● EXERCISE DIRECTIONS:
Each line of the material below that holds the word "форме" needs to be copied.

● MATERIAL FOR THE TASK:
=-=-=-=-=

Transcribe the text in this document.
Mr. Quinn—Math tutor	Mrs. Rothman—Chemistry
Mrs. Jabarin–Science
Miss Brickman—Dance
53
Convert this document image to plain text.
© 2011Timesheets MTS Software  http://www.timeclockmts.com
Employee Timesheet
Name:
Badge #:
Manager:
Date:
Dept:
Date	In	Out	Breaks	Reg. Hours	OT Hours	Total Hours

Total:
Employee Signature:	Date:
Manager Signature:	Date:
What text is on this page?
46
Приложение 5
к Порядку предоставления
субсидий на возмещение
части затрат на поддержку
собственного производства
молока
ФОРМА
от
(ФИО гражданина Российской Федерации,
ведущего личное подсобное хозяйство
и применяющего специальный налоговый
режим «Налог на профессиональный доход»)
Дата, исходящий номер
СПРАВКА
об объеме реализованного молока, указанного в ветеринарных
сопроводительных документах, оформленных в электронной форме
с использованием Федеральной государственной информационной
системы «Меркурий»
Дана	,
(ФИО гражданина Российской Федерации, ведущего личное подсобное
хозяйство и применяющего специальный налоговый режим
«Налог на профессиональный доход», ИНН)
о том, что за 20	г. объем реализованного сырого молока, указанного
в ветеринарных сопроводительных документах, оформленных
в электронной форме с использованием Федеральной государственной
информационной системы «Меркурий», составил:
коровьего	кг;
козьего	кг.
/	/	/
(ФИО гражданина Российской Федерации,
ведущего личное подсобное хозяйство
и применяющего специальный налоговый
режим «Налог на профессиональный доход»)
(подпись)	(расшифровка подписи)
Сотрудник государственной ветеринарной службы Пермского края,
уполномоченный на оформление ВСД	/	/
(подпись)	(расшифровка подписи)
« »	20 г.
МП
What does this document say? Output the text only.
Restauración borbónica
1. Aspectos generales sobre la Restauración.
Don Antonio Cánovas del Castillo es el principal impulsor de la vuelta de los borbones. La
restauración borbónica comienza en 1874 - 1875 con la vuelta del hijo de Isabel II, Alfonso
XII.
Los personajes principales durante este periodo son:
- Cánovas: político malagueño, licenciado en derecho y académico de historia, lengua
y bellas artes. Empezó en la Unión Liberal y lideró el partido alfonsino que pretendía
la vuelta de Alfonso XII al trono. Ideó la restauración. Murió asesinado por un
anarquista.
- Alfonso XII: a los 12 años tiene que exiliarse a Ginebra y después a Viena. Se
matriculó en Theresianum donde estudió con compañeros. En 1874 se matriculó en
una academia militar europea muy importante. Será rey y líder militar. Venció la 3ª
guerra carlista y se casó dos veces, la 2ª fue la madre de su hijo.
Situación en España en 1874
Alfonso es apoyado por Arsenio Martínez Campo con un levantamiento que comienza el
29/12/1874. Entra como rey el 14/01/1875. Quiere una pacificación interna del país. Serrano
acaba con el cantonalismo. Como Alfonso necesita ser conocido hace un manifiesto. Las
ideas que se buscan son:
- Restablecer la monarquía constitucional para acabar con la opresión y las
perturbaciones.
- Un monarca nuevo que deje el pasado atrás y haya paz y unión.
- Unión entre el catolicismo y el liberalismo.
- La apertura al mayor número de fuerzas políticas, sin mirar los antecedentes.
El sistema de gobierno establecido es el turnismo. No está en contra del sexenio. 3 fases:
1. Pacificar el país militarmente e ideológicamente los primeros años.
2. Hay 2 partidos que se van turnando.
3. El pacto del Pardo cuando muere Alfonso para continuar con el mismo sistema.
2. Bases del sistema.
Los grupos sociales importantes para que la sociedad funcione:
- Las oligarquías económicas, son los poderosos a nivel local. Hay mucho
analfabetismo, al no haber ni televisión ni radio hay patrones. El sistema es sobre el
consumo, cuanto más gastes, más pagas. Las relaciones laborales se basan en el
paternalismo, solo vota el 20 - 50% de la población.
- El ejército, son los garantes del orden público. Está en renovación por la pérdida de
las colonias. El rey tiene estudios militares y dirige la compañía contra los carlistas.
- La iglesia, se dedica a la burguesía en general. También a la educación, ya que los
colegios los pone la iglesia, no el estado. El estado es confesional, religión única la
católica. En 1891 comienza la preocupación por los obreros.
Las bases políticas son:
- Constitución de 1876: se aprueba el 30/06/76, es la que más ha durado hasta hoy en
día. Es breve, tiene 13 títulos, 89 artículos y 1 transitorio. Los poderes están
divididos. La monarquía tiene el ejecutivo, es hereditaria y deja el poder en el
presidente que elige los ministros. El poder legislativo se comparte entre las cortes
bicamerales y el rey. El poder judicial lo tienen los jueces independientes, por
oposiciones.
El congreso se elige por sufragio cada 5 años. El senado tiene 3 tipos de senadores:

=-=-=-=-=

● WRITTEN RESPONSE:
сопроводительных документах, оформленных в электронной форме
в электронной форме с использованием Федеральной государственной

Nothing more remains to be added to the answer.